Written task: Restate the data word for word and leave the images out.

Collected data:
****************************************

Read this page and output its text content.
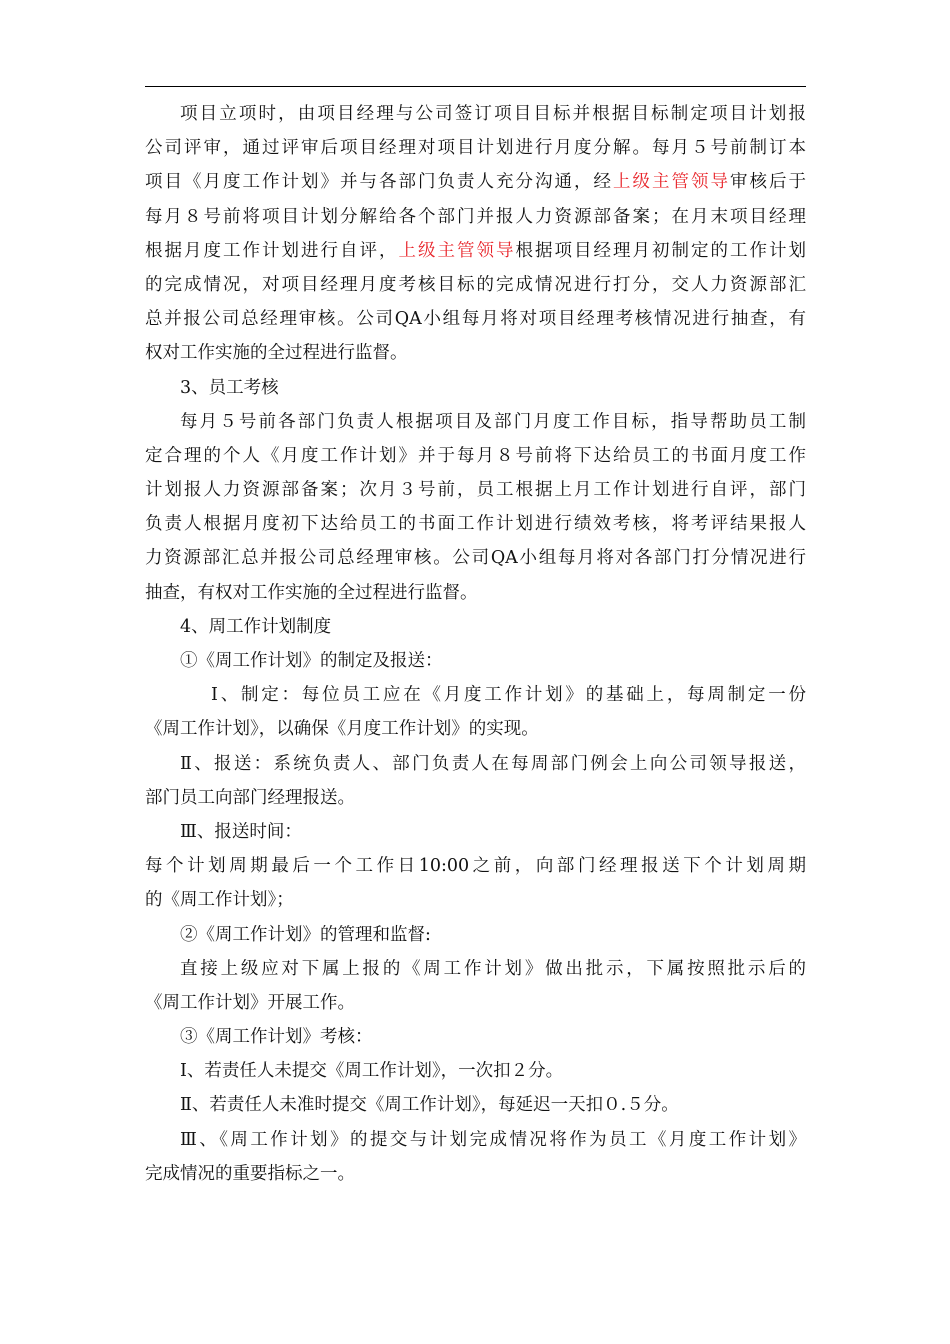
项目立项时，由项目经理与公司签订项目目标并根据目标制定项目计划报
公司评审，通过评审后项目经理对项目计划进行月度分解。每月５号前制订本
项目《月度工作计划》并与各部门负责人充分沟通，经上级主管领导审核后于
每月８号前将项目计划分解给各个部门并报人力资源部备案；在月末项目经理
根据月度工作计划进行自评，上级主管领导根据项目经理月初制定的工作计划
的完成情况，对项目经理月度考核目标的完成情况进行打分，交人力资源部汇
总并报公司总经理审核。公司QA小组每月将对项目经理考核情况进行抽查，有
权对工作实施的全过程进行监督。
3、员工考核
每月５号前各部门负责人根据项目及部门月度工作目标，指导帮助员工制
定合理的个人《月度工作计划》并于每月８号前将下达给员工的书面月度工作
计划报人力资源部备案；次月３号前，员工根据上月工作计划进行自评，部门
负责人根据月度初下达给员工的书面工作计划进行绩效考核，将考评结果报人
力资源部汇总并报公司总经理审核。公司QA小组每月将对各部门打分情况进行
抽查，有权对工作实施的全过程进行监督。
4、周工作计划制度
①《周工作计划》的制定及报送：
Ⅰ、制定：每位员工应在《月度工作计划》的基础上，每周制定一份
《周工作计划》，以确保《月度工作计划》的实现。
Ⅱ、报送：系统负责人、部门负责人在每周部门例会上向公司领导报送，
部门员工向部门经理报送。
Ⅲ、报送时间：
每个计划周期最后一个工作日10:00之前，向部门经理报送下个计划周期
的《周工作计划》；
②《周工作计划》的管理和监督:
直接上级应对下属上报的《周工作计划》做出批示，下属按照批示后的
《周工作计划》开展工作。
③《周工作计划》考核：
Ⅰ、若责任人未提交《周工作计划》，一次扣２分。
Ⅱ、若责任人未准时提交《周工作计划》，每延迟一天扣０.５分。
Ⅲ、《周工作计划》的提交与计划完成情况将作为员工《月度工作计划》
完成情况的重要指标之一。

****************************************

Written answer:
Read this page and output its text content.
项目立项时，由项目经理与公司签订项目目标并根据目标制定项目计划报
公司评审，通过评审后项目经理对项目计划进行月度分解。每月５号前制订本
项目《月度工作计划》并与各部门负责人充分沟通，经上级主管领导审核后于
每月８号前将项目计划分解给各个部门并报人力资源部备案；在月末项目经理
根据月度工作计划进行自评，上级主管领导根据项目经理月初制定的工作计划
的完成情况，对项目经理月度考核目标的完成情况进行打分，交人力资源部汇
总并报公司总经理审核。公司QA小组每月将对项目经理考核情况进行抽查，有
权对工作实施的全过程进行监督。
3、员工考核
每月５号前各部门负责人根据项目及部门月度工作目标，指导帮助员工制
定合理的个人《月度工作计划》并于每月８号前将下达给员工的书面月度工作
计划报人力资源部备案；次月３号前，员工根据上月工作计划进行自评，部门
负责人根据月度初下达给员工的书面工作计划进行绩效考核，将考评结果报人
力资源部汇总并报公司总经理审核。公司QA小组每月将对各部门打分情况进行
抽查，有权对工作实施的全过程进行监督。
4、周工作计划制度
①《周工作计划》的制定及报送：
Ⅰ、制定：每位员工应在《月度工作计划》的基础上，每周制定一份
《周工作计划》，以确保《月度工作计划》的实现。
Ⅱ、报送：系统负责人、部门负责人在每周部门例会上向公司领导报送，
部门员工向部门经理报送。
Ⅲ、报送时间：
每个计划周期最后一个工作日10:00之前，向部门经理报送下个计划周期
的《周工作计划》；
②《周工作计划》的管理和监督:
直接上级应对下属上报的《周工作计划》做出批示，下属按照批示后的
《周工作计划》开展工作。
③《周工作计划》考核：
Ⅰ、若责任人未提交《周工作计划》，一次扣２分。
Ⅱ、若责任人未准时提交《周工作计划》，每延迟一天扣０.５分。
Ⅲ、《周工作计划》的提交与计划完成情况将作为员工《月度工作计划》
完成情况的重要指标之一。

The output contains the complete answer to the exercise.